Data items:

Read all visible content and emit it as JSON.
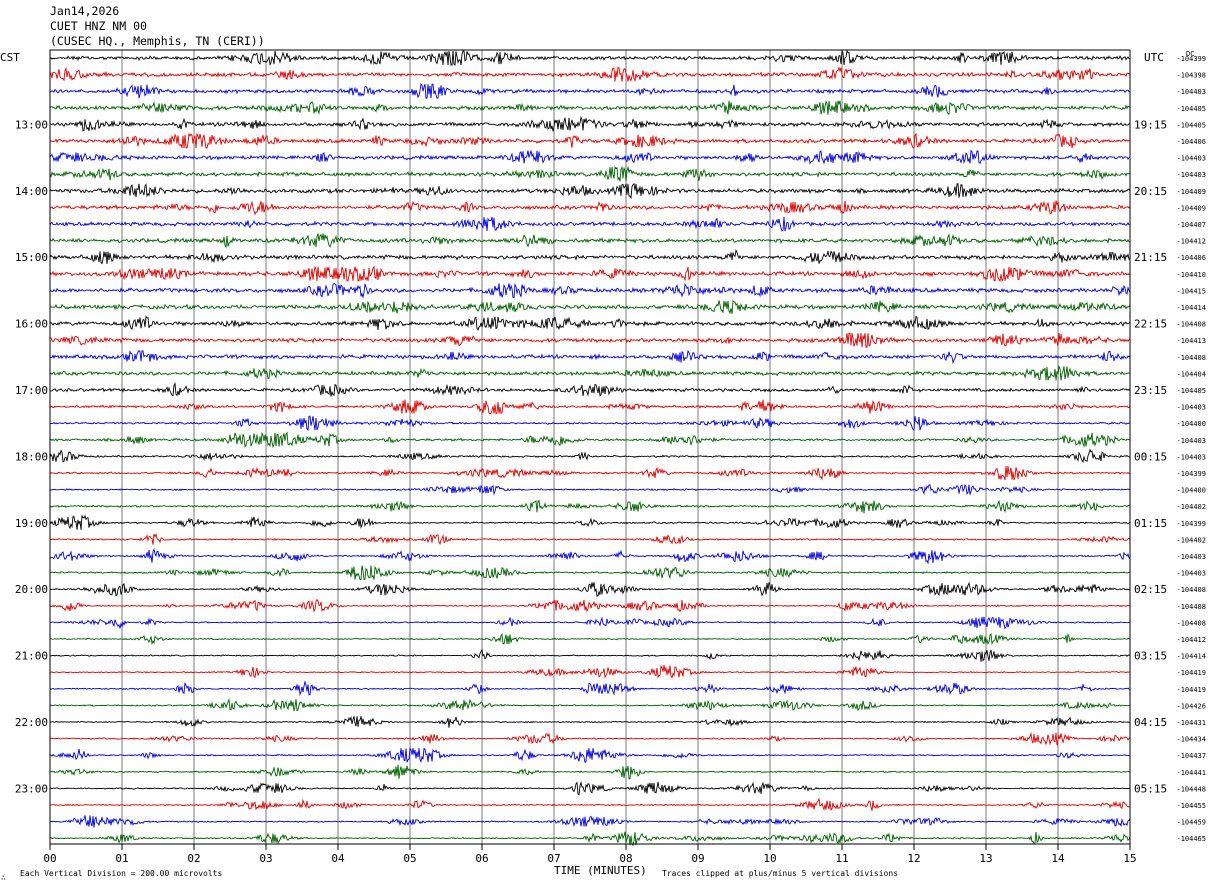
{
  "header": {
    "date": "Jan14,2026",
    "station": "CUET HNZ NM 00",
    "location": "(CUSEC HQ., Memphis, TN (CERI))"
  },
  "left_tz_label": "CST",
  "right_tz_label": "UTC",
  "dc_label": "DC",
  "footer": {
    "scale_note": "Each Vertical Division =  200.00 microvolts",
    "clip_note": "Traces clipped at plus/minus 5 vertical divisions",
    "mark": "∴"
  },
  "chart_data": {
    "type": "line",
    "title": "",
    "xlabel": "TIME (MINUTES)",
    "ylabel": "",
    "xlim": [
      0,
      15
    ],
    "x_ticks": [
      "00",
      "01",
      "02",
      "03",
      "04",
      "05",
      "06",
      "07",
      "08",
      "09",
      "10",
      "11",
      "12",
      "13",
      "14",
      "15"
    ],
    "grid": "vertical lines at each minute",
    "trace_minutes": 15,
    "trace_colors": [
      "#000000",
      "#e00000",
      "#0000e0",
      "#006000"
    ],
    "left_hour_labels": [
      "13:00",
      "14:00",
      "15:00",
      "16:00",
      "17:00",
      "18:00",
      "19:00",
      "20:00",
      "21:00",
      "22:00",
      "23:00"
    ],
    "right_hour_labels": [
      "19:15",
      "20:15",
      "21:15",
      "22:15",
      "23:15",
      "00:15",
      "01:15",
      "02:15",
      "03:15",
      "04:15",
      "05:15"
    ],
    "first_hour_label_row": 4,
    "rows_per_hour": 4,
    "dc_offsets": [
      -104399,
      -104398,
      -104403,
      -104405,
      -104405,
      -104406,
      -104403,
      -104403,
      -104409,
      -104409,
      -104407,
      -104412,
      -104406,
      -104410,
      -104415,
      -104414,
      -104408,
      -104413,
      -104408,
      -104404,
      -104405,
      -104403,
      -104400,
      -104403,
      -104403,
      -104399,
      -104400,
      -104402,
      -104399,
      -104402,
      -104403,
      -104403,
      -104408,
      -104408,
      -104408,
      -104412,
      -104414,
      -104419,
      -104419,
      -104426,
      -104431,
      -104434,
      -104437,
      -104441,
      -104448,
      -104455,
      -104459,
      -104465
    ],
    "row_noise_level": [
      1.4,
      1.5,
      1.4,
      1.5,
      1.4,
      1.5,
      1.4,
      1.5,
      1.6,
      1.5,
      1.4,
      1.5,
      1.6,
      1.6,
      1.6,
      1.6,
      1.5,
      1.5,
      1.5,
      1.4,
      1.2,
      0.9,
      0.8,
      0.9,
      0.7,
      0.7,
      0.6,
      0.7,
      0.6,
      0.6,
      0.6,
      0.6,
      0.5,
      0.5,
      0.5,
      0.5,
      0.5,
      0.5,
      0.5,
      0.5,
      0.5,
      0.5,
      0.5,
      0.5,
      0.5,
      0.5,
      0.5,
      0.5
    ]
  }
}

■ Task requirements
Keep the pictures out of your copy, and repeat every entry above exactly.

■ Answer in full
Read all visible content and emit it as JSON.
{
  "header": {
    "date": "Jan14,2026",
    "station": "CUET HNZ NM 00",
    "location": "(CUSEC HQ., Memphis, TN (CERI))"
  },
  "left_tz_label": "CST",
  "right_tz_label": "UTC",
  "dc_label": "DC",
  "footer": {
    "scale_note": "Each Vertical Division =  200.00 microvolts",
    "clip_note": "Traces clipped at plus/minus 5 vertical divisions",
    "mark": "∴"
  },
  "chart_data": {
    "type": "line",
    "title": "",
    "xlabel": "TIME (MINUTES)",
    "ylabel": "",
    "xlim": [
      0,
      15
    ],
    "x_ticks": [
      "00",
      "01",
      "02",
      "03",
      "04",
      "05",
      "06",
      "07",
      "08",
      "09",
      "10",
      "11",
      "12",
      "13",
      "14",
      "15"
    ],
    "grid": "vertical lines at each minute",
    "trace_minutes": 15,
    "trace_colors": [
      "#000000",
      "#e00000",
      "#0000e0",
      "#006000"
    ],
    "left_hour_labels": [
      "13:00",
      "14:00",
      "15:00",
      "16:00",
      "17:00",
      "18:00",
      "19:00",
      "20:00",
      "21:00",
      "22:00",
      "23:00"
    ],
    "right_hour_labels": [
      "19:15",
      "20:15",
      "21:15",
      "22:15",
      "23:15",
      "00:15",
      "01:15",
      "02:15",
      "03:15",
      "04:15",
      "05:15"
    ],
    "first_hour_label_row": 4,
    "rows_per_hour": 4,
    "dc_offsets": [
      -104399,
      -104398,
      -104403,
      -104405,
      -104405,
      -104406,
      -104403,
      -104403,
      -104409,
      -104409,
      -104407,
      -104412,
      -104406,
      -104410,
      -104415,
      -104414,
      -104408,
      -104413,
      -104408,
      -104404,
      -104405,
      -104403,
      -104400,
      -104403,
      -104403,
      -104399,
      -104400,
      -104402,
      -104399,
      -104402,
      -104403,
      -104403,
      -104408,
      -104408,
      -104408,
      -104412,
      -104414,
      -104419,
      -104419,
      -104426,
      -104431,
      -104434,
      -104437,
      -104441,
      -104448,
      -104455,
      -104459,
      -104465
    ],
    "row_noise_level": [
      1.4,
      1.5,
      1.4,
      1.5,
      1.4,
      1.5,
      1.4,
      1.5,
      1.6,
      1.5,
      1.4,
      1.5,
      1.6,
      1.6,
      1.6,
      1.6,
      1.5,
      1.5,
      1.5,
      1.4,
      1.2,
      0.9,
      0.8,
      0.9,
      0.7,
      0.7,
      0.6,
      0.7,
      0.6,
      0.6,
      0.6,
      0.6,
      0.5,
      0.5,
      0.5,
      0.5,
      0.5,
      0.5,
      0.5,
      0.5,
      0.5,
      0.5,
      0.5,
      0.5,
      0.5,
      0.5,
      0.5,
      0.5
    ]
  }
}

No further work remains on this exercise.